→ **DESCRIPTION OF THE TASK**: Provide only the number of lines where "this" occurs.
:::
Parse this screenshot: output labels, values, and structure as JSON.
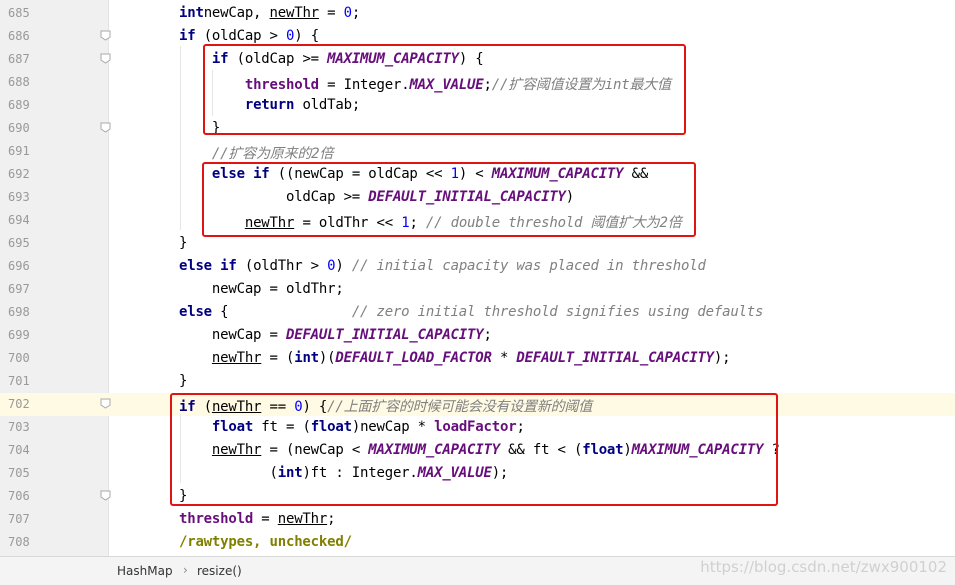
{
  "lines": [
    {
      "n": "685",
      "tokens": [
        [
          "kw",
          "int"
        ],
        [
          "",
          "newCap, "
        ],
        [
          "und",
          "newThr"
        ],
        [
          "",
          " = "
        ],
        [
          "num",
          "0"
        ],
        [
          "",
          ";"
        ]
      ]
    },
    {
      "n": "686",
      "tokens": [
        [
          "kw",
          "if"
        ],
        [
          "",
          " (oldCap > "
        ],
        [
          "num",
          "0"
        ],
        [
          "",
          ") {"
        ]
      ]
    },
    {
      "n": "687",
      "tokens": [
        [
          "",
          "    "
        ],
        [
          "kw",
          "if"
        ],
        [
          "",
          " (oldCap >= "
        ],
        [
          "cst",
          "MAXIMUM_CAPACITY"
        ],
        [
          "",
          ") {"
        ]
      ]
    },
    {
      "n": "688",
      "tokens": [
        [
          "",
          "        "
        ],
        [
          "fld",
          "threshold"
        ],
        [
          "",
          " = Integer."
        ],
        [
          "cst",
          "MAX_VALUE"
        ],
        [
          "",
          ";"
        ],
        [
          "cmt",
          "//扩容阈值设置为int最大值"
        ]
      ]
    },
    {
      "n": "689",
      "tokens": [
        [
          "",
          "        "
        ],
        [
          "kw",
          "return"
        ],
        [
          "",
          " oldTab;"
        ]
      ]
    },
    {
      "n": "690",
      "tokens": [
        [
          "",
          "    }"
        ]
      ]
    },
    {
      "n": "691",
      "tokens": [
        [
          "",
          "    "
        ],
        [
          "cmt",
          "//扩容为原来的2倍"
        ]
      ]
    },
    {
      "n": "692",
      "tokens": [
        [
          "",
          "    "
        ],
        [
          "kw",
          "else if"
        ],
        [
          "",
          " ((newCap = oldCap << "
        ],
        [
          "num",
          "1"
        ],
        [
          "",
          ") < "
        ],
        [
          "cst",
          "MAXIMUM_CAPACITY"
        ],
        [
          "",
          " &&"
        ]
      ]
    },
    {
      "n": "693",
      "tokens": [
        [
          "",
          "             oldCap >= "
        ],
        [
          "cst",
          "DEFAULT_INITIAL_CAPACITY"
        ],
        [
          "",
          ")"
        ]
      ]
    },
    {
      "n": "694",
      "tokens": [
        [
          "",
          "        "
        ],
        [
          "und",
          "newThr"
        ],
        [
          "",
          " = oldThr << "
        ],
        [
          "num",
          "1"
        ],
        [
          "",
          "; "
        ],
        [
          "cmt",
          "// double threshold 阈值扩大为2倍"
        ]
      ]
    },
    {
      "n": "695",
      "tokens": [
        [
          "",
          "}"
        ]
      ]
    },
    {
      "n": "696",
      "tokens": [
        [
          "kw",
          "else if"
        ],
        [
          "",
          " (oldThr > "
        ],
        [
          "num",
          "0"
        ],
        [
          "",
          ") "
        ],
        [
          "cmt",
          "// initial capacity was placed in threshold"
        ]
      ]
    },
    {
      "n": "697",
      "tokens": [
        [
          "",
          "    newCap = oldThr;"
        ]
      ]
    },
    {
      "n": "698",
      "tokens": [
        [
          "kw",
          "else"
        ],
        [
          "",
          " {               "
        ],
        [
          "cmt",
          "// zero initial threshold signifies using defaults"
        ]
      ]
    },
    {
      "n": "699",
      "tokens": [
        [
          "",
          "    newCap = "
        ],
        [
          "cst",
          "DEFAULT_INITIAL_CAPACITY"
        ],
        [
          "",
          ";"
        ]
      ]
    },
    {
      "n": "700",
      "tokens": [
        [
          "",
          "    "
        ],
        [
          "und",
          "newThr"
        ],
        [
          "",
          " = ("
        ],
        [
          "kw",
          "int"
        ],
        [
          "",
          ")("
        ],
        [
          "cst",
          "DEFAULT_LOAD_FACTOR"
        ],
        [
          "",
          " * "
        ],
        [
          "cst",
          "DEFAULT_INITIAL_CAPACITY"
        ],
        [
          "",
          ");"
        ]
      ]
    },
    {
      "n": "701",
      "tokens": [
        [
          "",
          "}"
        ]
      ]
    },
    {
      "n": "702",
      "tokens": [
        [
          "kw",
          "if"
        ],
        [
          "",
          " ("
        ],
        [
          "und",
          "newThr"
        ],
        [
          "",
          " == "
        ],
        [
          "num",
          "0"
        ],
        [
          "",
          ") {"
        ],
        [
          "cmt",
          "//上面扩容的时候可能会没有设置新的阈值"
        ]
      ]
    },
    {
      "n": "703",
      "tokens": [
        [
          "",
          "    "
        ],
        [
          "kw",
          "float"
        ],
        [
          "",
          " ft = ("
        ],
        [
          "kw",
          "float"
        ],
        [
          "",
          ")newCap * "
        ],
        [
          "fld",
          "loadFactor"
        ],
        [
          "",
          ";"
        ]
      ]
    },
    {
      "n": "704",
      "tokens": [
        [
          "",
          "    "
        ],
        [
          "und",
          "newThr"
        ],
        [
          "",
          " = (newCap < "
        ],
        [
          "cst",
          "MAXIMUM_CAPACITY"
        ],
        [
          "",
          " && ft < ("
        ],
        [
          "kw",
          "float"
        ],
        [
          "",
          ")"
        ],
        [
          "cst",
          "MAXIMUM_CAPACITY"
        ],
        [
          "",
          " ?"
        ]
      ]
    },
    {
      "n": "705",
      "tokens": [
        [
          "",
          "           ("
        ],
        [
          "kw",
          "int"
        ],
        [
          "",
          ")ft : Integer."
        ],
        [
          "cst",
          "MAX_VALUE"
        ],
        [
          "",
          ");"
        ]
      ]
    },
    {
      "n": "706",
      "tokens": [
        [
          "",
          "}"
        ]
      ]
    },
    {
      "n": "707",
      "tokens": [
        [
          "fld",
          "threshold"
        ],
        [
          "",
          " = "
        ],
        [
          "und",
          "newThr"
        ],
        [
          "",
          ";"
        ]
      ]
    },
    {
      "n": "708",
      "tokens": [
        [
          "ann",
          "/rawtypes, unchecked/"
        ]
      ]
    }
  ],
  "status": {
    "crumb1": "HashMap",
    "sep": "›",
    "crumb2": "resize()"
  },
  "watermark": "https://blog.csdn.net/zwx900102",
  "colors": {
    "highlight_box": "#e11414",
    "keyword": "#000080",
    "field": "#660e7a",
    "comment": "#808080",
    "number": "#0000ff",
    "current_line": "#fffae3"
  },
  "icons": {
    "fold_marker": "fold-marker-icon"
  }
}
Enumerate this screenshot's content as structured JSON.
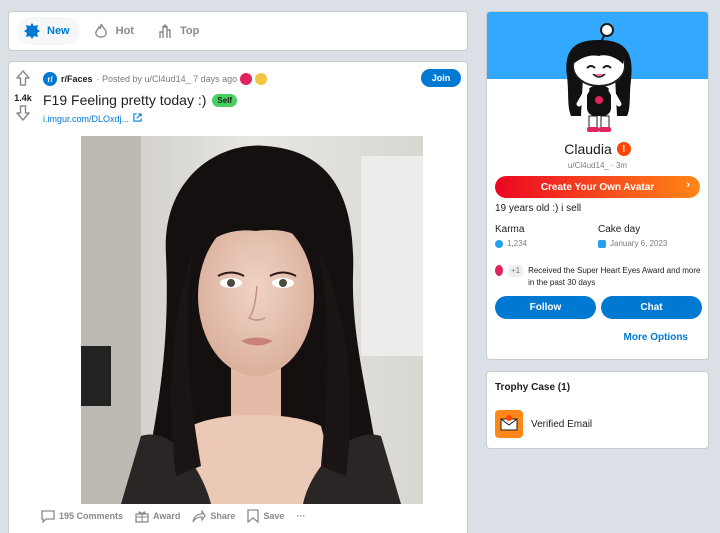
{
  "sort": {
    "new_label": "New",
    "hot_label": "Hot",
    "top_label": "Top"
  },
  "post": {
    "vote_count": "1.4k",
    "subreddit": "r/Faces",
    "subreddit_icon": "r/",
    "meta": "· Posted by u/Cl4ud14_ 7 days ago",
    "join_label": "Join",
    "title": "F19 Feeling pretty today :)",
    "flair": "Self",
    "link": "i.imgur.com/DLOxdj...",
    "comments_label": "195 Comments",
    "award_label": "Award",
    "share_label": "Share",
    "save_label": "Save",
    "more_label": "···"
  },
  "profile": {
    "name": "Claudia",
    "username": "u/Cl4ud14_ · 3m",
    "create_avatar_label": "Create Your Own Avatar",
    "bio": "19 years old :) i sell",
    "karma_label": "Karma",
    "karma_value": "1,234",
    "cakeday_label": "Cake day",
    "cakeday_value": "January 6, 2023",
    "award_count": "+1",
    "award_text": "Received the Super Heart Eyes Award and more in the past 30 days",
    "follow_label": "Follow",
    "chat_label": "Chat",
    "more_options_label": "More Options"
  },
  "trophy_case": {
    "title": "Trophy Case (1)",
    "items": [
      {
        "label": "Verified Email",
        "icon": "verified-email-trophy-icon"
      }
    ]
  },
  "colors": {
    "accent": "#0079d3",
    "banner": "#33a8ff",
    "flair": "#46d160",
    "create_gradient_start": "#ec0623",
    "create_gradient_end": "#ff8717"
  }
}
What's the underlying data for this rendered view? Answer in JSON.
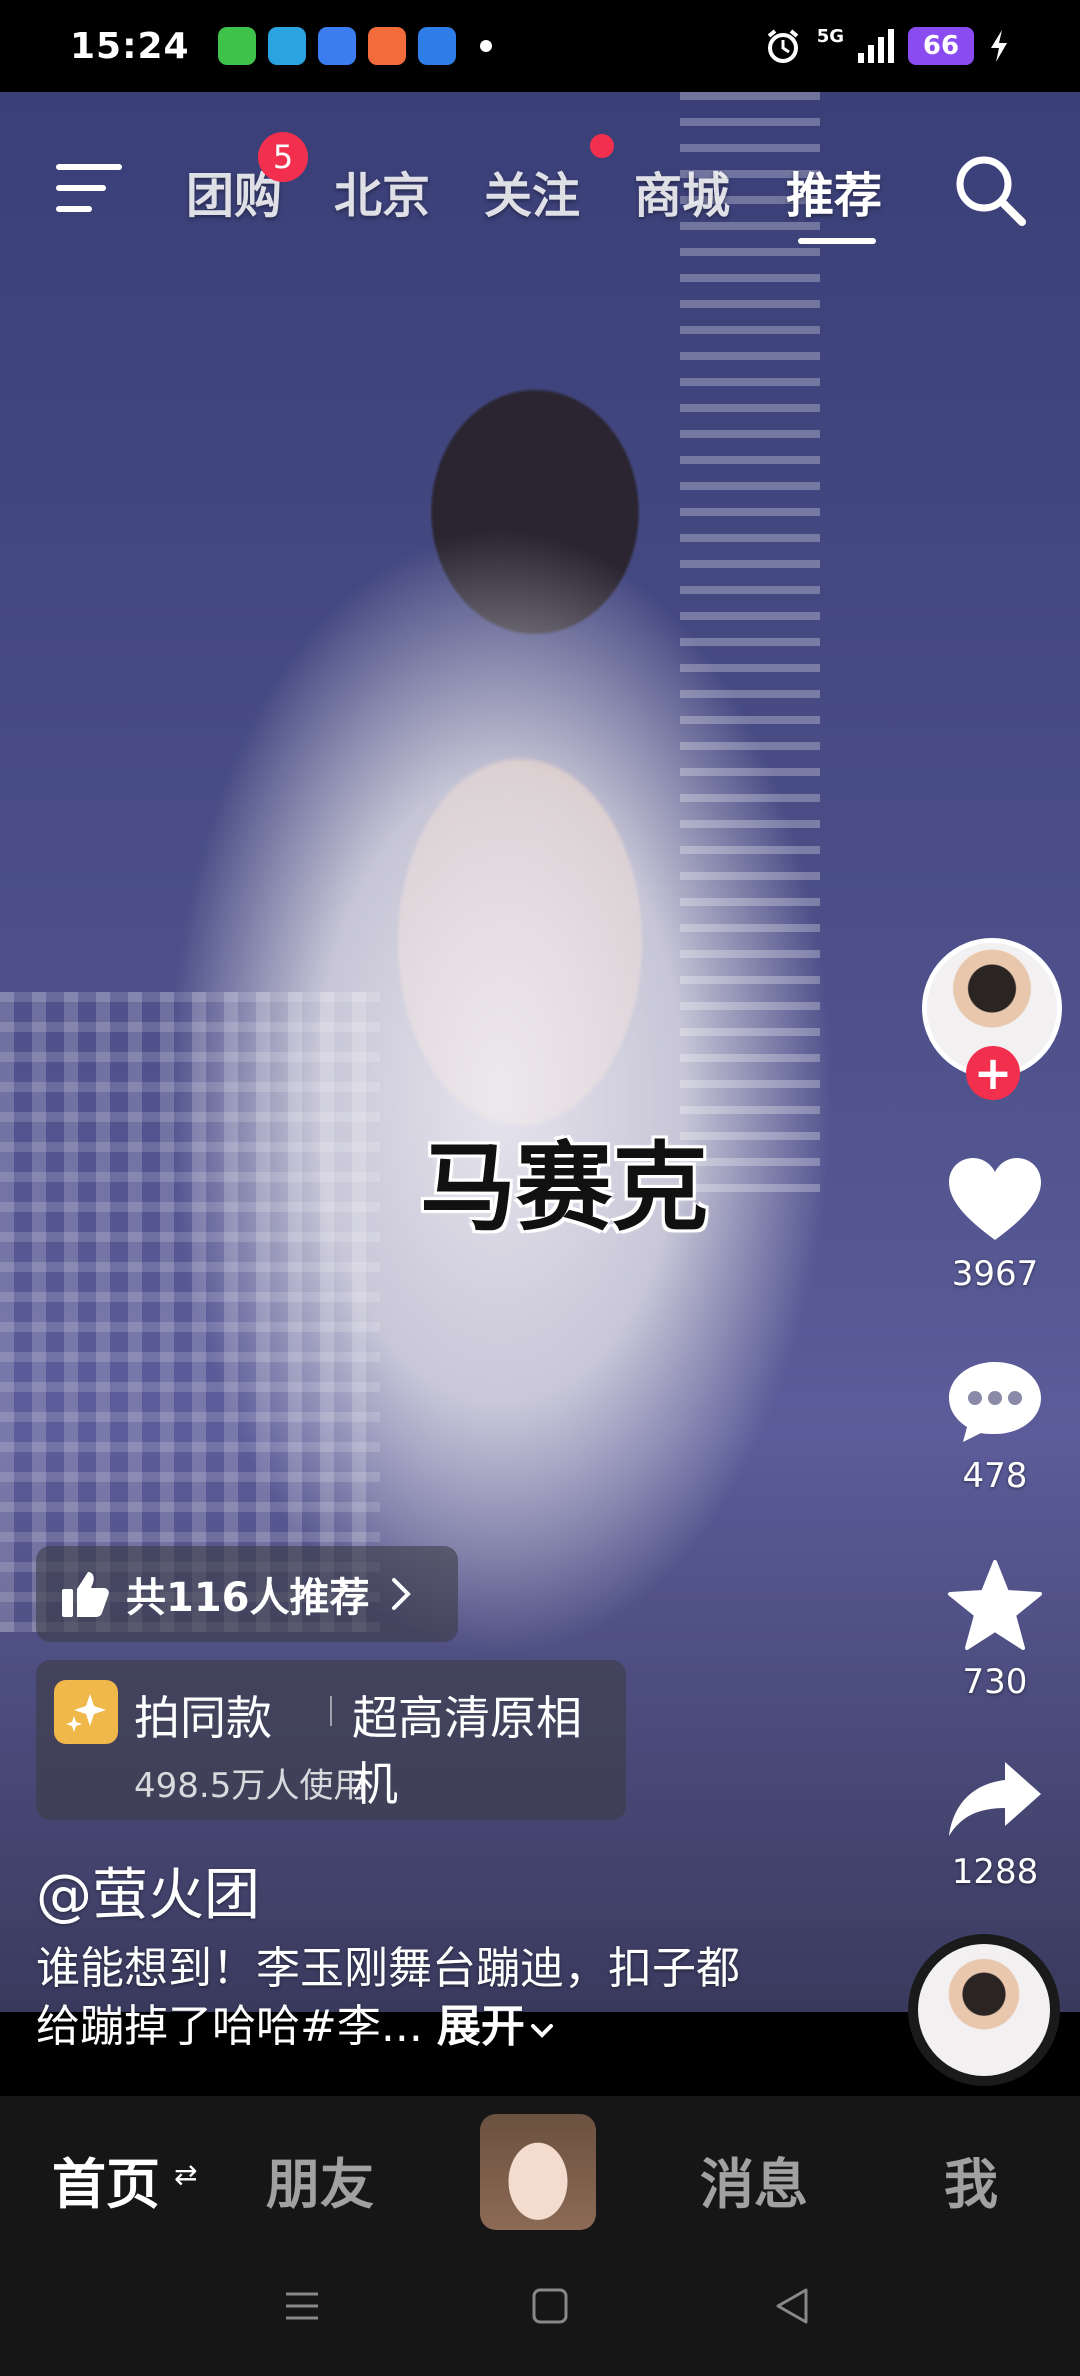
{
  "status_bar": {
    "time": "15:24",
    "network": "5G",
    "battery": "66",
    "app_icons": [
      {
        "name": "wechat-icon",
        "color": "#3ec24a"
      },
      {
        "name": "telegram-icon",
        "color": "#2aa3e0"
      },
      {
        "name": "files-icon",
        "color": "#3b7cf0"
      },
      {
        "name": "weibo-icon",
        "color": "#f26b3a"
      },
      {
        "name": "browser-icon",
        "color": "#2f7ee8"
      }
    ]
  },
  "top_nav": {
    "tabs": [
      "团购",
      "北京",
      "关注",
      "商城",
      "推荐"
    ],
    "active_tab": "推荐",
    "group_buy_badge": "5"
  },
  "video": {
    "caption": "马赛克"
  },
  "actions": {
    "likes": "3967",
    "comments": "478",
    "favorites": "730",
    "shares": "1288"
  },
  "recommend": {
    "label": "共116人推荐"
  },
  "template": {
    "name": "拍同款",
    "desc": "超高清原相机",
    "usage": "498.5万人使用"
  },
  "post": {
    "author": "@萤火团",
    "description": "谁能想到！李玉刚舞台蹦迪，扣子都给蹦掉了哈哈#李...",
    "expand": "展开"
  },
  "bottom_nav": {
    "tabs": [
      "首页",
      "朋友",
      "消息",
      "我"
    ]
  },
  "colors": {
    "accent": "#f2304e",
    "battery": "#8a4cf0"
  }
}
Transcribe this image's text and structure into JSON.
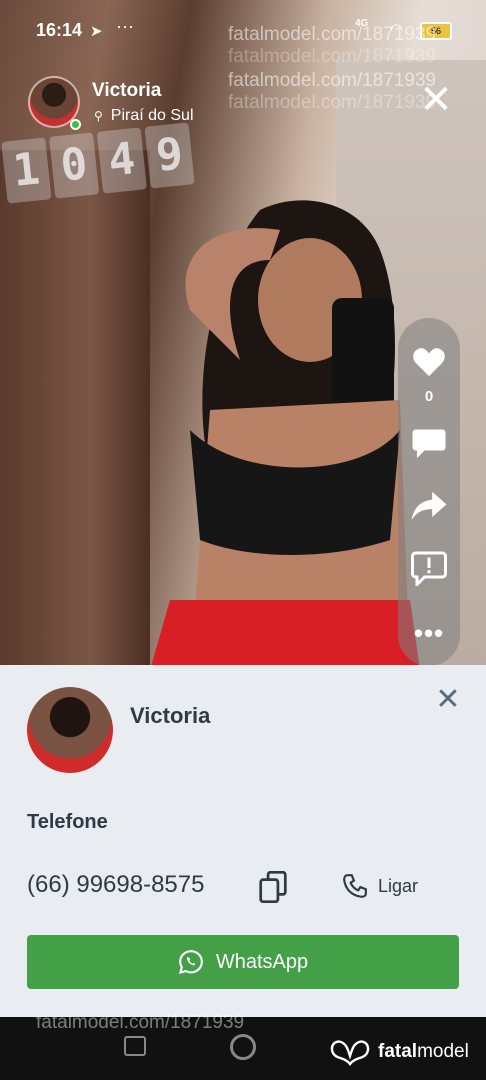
{
  "status_bar": {
    "time": "16:14",
    "network": "4G",
    "battery": "56"
  },
  "watermark": {
    "text": "fatalmodel.com/1871939"
  },
  "header": {
    "name": "Victoria",
    "location": "Piraí do Sul"
  },
  "clock_digits": [
    "1",
    "0",
    "4",
    "9"
  ],
  "actions": {
    "likes_count": "0"
  },
  "contact_sheet": {
    "name": "Victoria",
    "phone_label": "Telefone",
    "phone_number": "(66) 99698-8575",
    "call_label": "Ligar",
    "whatsapp_label": "WhatsApp"
  },
  "brand": {
    "part1": "fatal",
    "part2": "model"
  },
  "colors": {
    "whatsapp_green": "#43a047",
    "online_dot": "#3dbb4e",
    "sheet_bg": "#e9ecf0"
  }
}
:::
→ **CORRECT ANSWER**: 4